Aim: Show all lines from the listing below that contain "elastcode".

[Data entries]
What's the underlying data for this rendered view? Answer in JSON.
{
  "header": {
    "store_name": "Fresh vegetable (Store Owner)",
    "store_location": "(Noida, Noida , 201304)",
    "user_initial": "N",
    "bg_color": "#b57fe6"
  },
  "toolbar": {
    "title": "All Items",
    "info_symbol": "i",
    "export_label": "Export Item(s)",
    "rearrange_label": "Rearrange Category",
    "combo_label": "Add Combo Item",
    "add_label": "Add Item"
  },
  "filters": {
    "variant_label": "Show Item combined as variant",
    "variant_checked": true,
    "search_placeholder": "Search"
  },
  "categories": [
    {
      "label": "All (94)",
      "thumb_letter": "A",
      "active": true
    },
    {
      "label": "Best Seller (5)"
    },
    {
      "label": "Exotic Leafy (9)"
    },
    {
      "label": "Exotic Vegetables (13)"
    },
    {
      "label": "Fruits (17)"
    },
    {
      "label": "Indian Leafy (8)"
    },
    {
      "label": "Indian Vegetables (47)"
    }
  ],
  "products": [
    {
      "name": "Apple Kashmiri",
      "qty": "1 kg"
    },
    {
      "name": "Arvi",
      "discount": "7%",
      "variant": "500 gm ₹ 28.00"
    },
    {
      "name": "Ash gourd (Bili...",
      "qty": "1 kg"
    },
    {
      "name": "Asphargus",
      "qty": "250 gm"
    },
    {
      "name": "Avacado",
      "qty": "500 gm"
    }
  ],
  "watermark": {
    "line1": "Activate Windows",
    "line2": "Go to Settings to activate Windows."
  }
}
--
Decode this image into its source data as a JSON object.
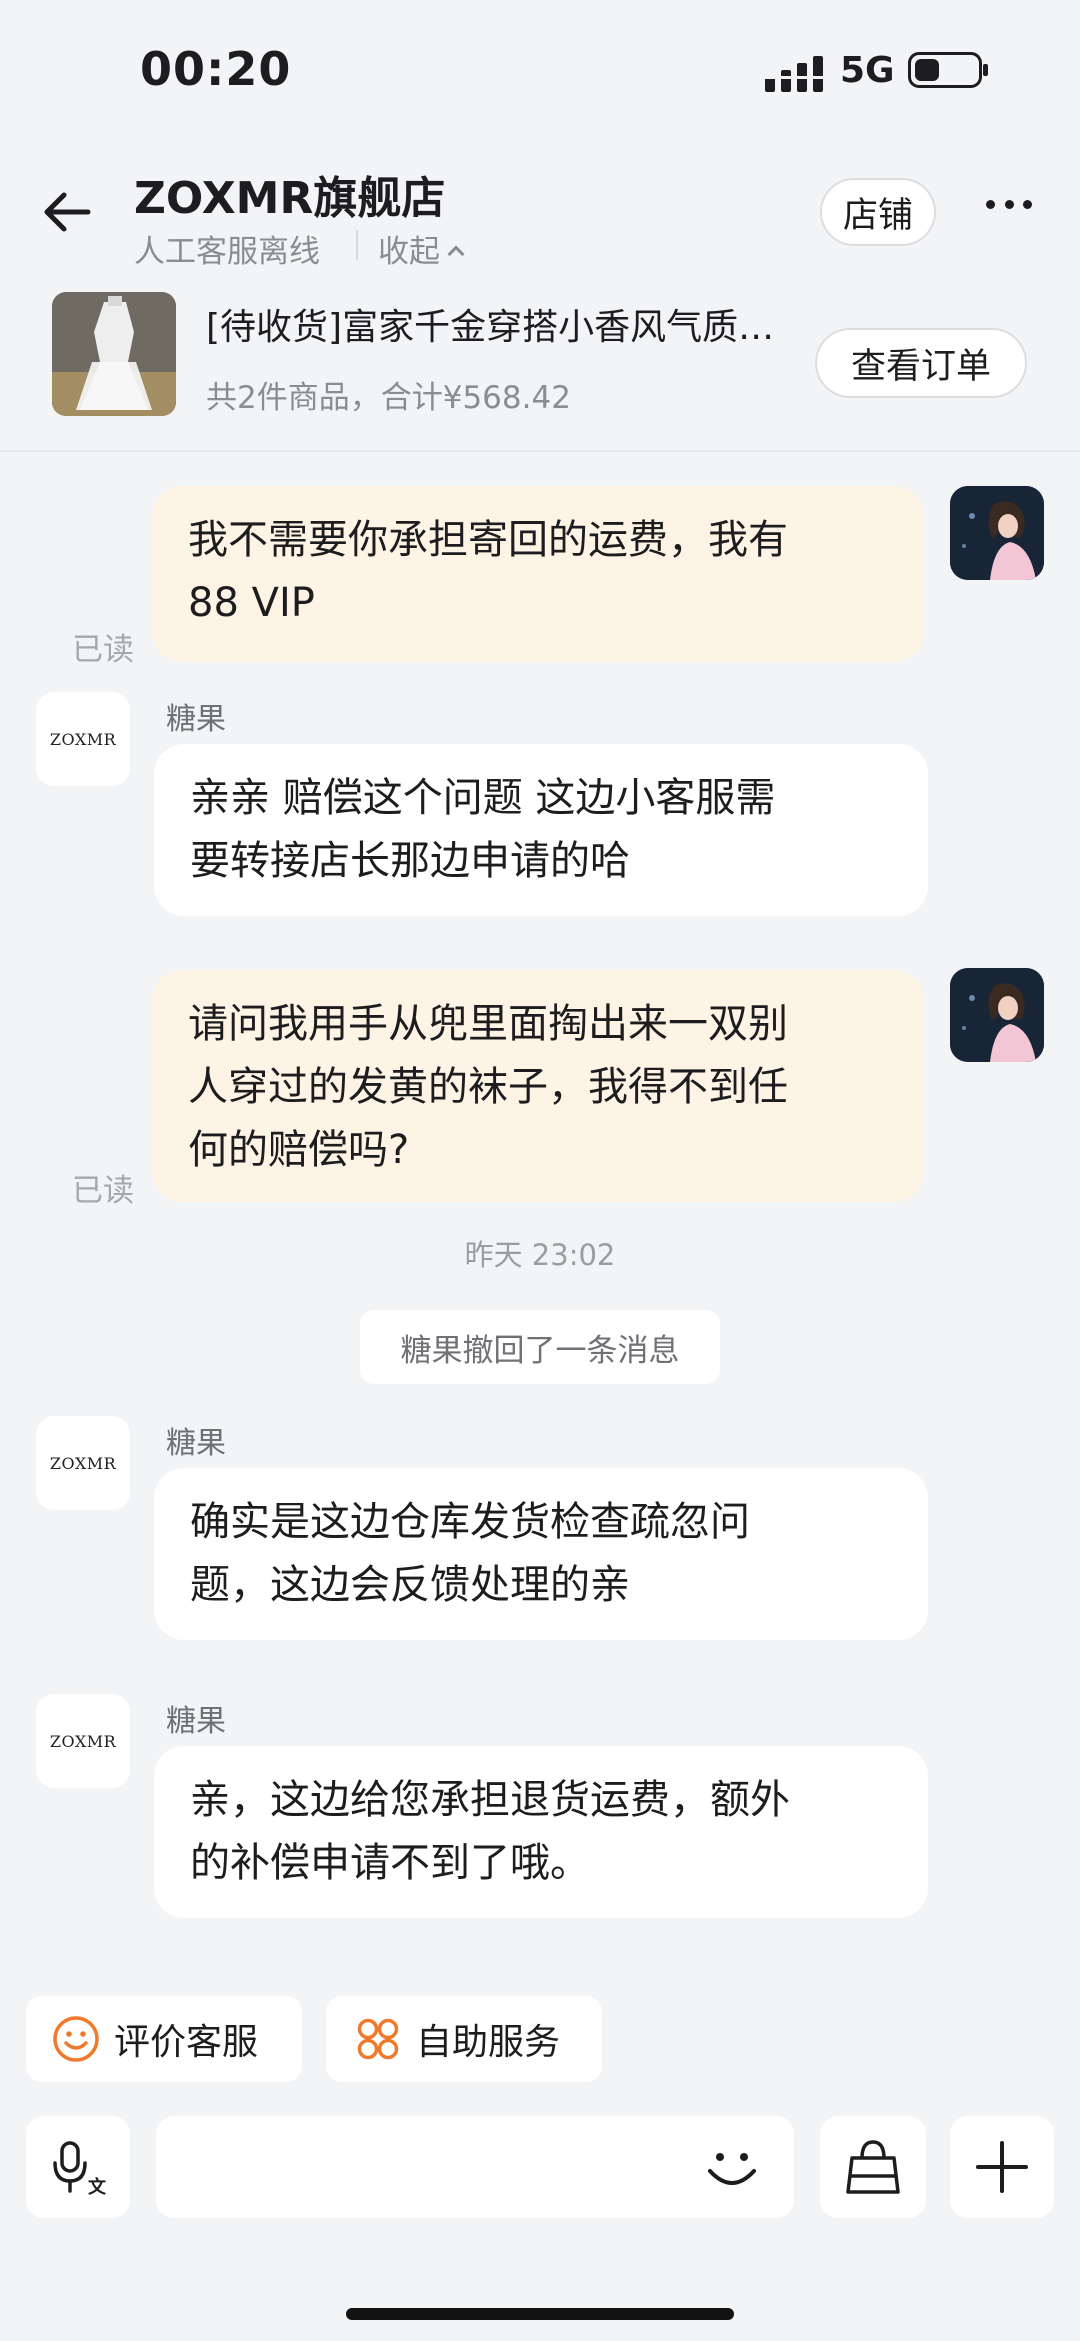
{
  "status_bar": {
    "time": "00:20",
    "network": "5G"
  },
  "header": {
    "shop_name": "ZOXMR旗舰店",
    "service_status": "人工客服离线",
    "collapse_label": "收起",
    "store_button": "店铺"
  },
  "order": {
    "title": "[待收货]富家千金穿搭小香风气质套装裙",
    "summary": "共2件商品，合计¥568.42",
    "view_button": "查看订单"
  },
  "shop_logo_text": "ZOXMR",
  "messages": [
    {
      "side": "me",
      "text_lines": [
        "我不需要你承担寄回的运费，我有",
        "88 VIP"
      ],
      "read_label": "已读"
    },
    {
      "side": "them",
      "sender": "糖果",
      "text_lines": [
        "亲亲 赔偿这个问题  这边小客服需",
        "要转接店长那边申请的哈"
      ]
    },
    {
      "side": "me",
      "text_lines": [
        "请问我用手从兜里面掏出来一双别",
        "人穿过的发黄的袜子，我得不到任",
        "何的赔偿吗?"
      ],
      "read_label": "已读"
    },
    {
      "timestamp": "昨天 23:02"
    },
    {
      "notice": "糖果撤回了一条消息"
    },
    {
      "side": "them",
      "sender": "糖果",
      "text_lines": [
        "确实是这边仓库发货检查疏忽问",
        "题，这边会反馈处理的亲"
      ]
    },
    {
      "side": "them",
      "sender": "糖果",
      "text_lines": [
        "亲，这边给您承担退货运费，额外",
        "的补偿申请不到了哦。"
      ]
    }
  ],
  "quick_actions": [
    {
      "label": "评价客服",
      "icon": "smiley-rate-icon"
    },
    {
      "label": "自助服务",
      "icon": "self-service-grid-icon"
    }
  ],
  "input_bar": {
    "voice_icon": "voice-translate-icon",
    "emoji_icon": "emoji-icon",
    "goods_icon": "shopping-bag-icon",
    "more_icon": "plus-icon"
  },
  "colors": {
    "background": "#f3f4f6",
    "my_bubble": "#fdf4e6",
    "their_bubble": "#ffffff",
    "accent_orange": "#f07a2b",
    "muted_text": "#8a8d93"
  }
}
==
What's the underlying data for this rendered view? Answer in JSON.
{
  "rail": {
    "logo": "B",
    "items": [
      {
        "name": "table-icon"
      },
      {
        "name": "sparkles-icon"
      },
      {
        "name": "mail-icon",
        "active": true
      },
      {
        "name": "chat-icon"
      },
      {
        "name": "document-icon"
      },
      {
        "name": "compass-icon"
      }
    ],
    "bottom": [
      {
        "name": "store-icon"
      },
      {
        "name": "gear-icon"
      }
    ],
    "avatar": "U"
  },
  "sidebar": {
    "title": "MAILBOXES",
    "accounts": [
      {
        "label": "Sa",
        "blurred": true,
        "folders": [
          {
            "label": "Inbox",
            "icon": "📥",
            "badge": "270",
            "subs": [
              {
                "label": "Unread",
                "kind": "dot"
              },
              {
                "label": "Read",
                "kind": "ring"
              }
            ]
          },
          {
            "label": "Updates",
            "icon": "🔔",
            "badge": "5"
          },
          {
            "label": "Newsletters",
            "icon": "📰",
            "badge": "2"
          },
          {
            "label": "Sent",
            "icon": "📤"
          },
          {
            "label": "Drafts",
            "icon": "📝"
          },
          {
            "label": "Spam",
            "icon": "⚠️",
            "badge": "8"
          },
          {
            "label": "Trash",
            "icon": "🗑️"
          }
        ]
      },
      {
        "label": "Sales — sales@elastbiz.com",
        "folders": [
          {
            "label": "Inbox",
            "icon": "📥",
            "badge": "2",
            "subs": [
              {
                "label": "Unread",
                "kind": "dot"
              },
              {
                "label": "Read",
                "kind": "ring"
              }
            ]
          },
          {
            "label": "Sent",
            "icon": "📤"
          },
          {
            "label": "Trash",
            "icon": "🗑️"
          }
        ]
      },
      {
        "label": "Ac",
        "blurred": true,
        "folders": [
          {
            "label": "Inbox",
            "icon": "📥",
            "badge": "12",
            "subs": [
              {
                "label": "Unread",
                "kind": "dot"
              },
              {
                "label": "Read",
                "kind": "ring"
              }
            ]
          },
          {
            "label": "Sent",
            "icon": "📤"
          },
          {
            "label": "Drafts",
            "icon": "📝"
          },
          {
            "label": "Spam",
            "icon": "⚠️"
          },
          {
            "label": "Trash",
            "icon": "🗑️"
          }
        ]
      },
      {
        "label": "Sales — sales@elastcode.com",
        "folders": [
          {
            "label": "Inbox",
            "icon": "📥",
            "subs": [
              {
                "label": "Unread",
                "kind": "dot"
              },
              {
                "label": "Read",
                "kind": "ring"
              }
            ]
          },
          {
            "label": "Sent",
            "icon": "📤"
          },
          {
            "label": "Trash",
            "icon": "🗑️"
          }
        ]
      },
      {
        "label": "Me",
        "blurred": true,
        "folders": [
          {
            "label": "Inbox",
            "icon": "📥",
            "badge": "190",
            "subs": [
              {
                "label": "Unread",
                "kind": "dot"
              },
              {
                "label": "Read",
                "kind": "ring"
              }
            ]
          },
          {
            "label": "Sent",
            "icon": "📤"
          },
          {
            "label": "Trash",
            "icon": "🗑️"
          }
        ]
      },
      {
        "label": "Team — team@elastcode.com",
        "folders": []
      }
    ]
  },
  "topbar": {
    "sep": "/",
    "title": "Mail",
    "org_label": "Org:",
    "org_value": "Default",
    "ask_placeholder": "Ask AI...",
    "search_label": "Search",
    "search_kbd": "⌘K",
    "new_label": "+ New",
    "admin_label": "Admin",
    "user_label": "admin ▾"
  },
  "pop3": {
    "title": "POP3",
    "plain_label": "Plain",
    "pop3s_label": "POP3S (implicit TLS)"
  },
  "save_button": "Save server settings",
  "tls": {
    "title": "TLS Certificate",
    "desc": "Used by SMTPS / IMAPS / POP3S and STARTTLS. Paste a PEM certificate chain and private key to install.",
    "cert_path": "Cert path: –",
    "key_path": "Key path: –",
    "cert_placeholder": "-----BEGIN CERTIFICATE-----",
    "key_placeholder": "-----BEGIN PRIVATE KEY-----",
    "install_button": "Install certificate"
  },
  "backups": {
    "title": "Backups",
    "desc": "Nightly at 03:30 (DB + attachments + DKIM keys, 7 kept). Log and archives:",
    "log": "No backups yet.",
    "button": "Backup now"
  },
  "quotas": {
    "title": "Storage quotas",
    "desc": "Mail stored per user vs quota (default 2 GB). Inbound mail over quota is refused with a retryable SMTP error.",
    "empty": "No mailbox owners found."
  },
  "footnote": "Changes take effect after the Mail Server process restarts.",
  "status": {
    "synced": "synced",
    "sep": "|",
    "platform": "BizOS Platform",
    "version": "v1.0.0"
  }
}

Task answer:
        "label": "Sales — sales@elastcode.com",
        "label": "Team — team@elastcode.com",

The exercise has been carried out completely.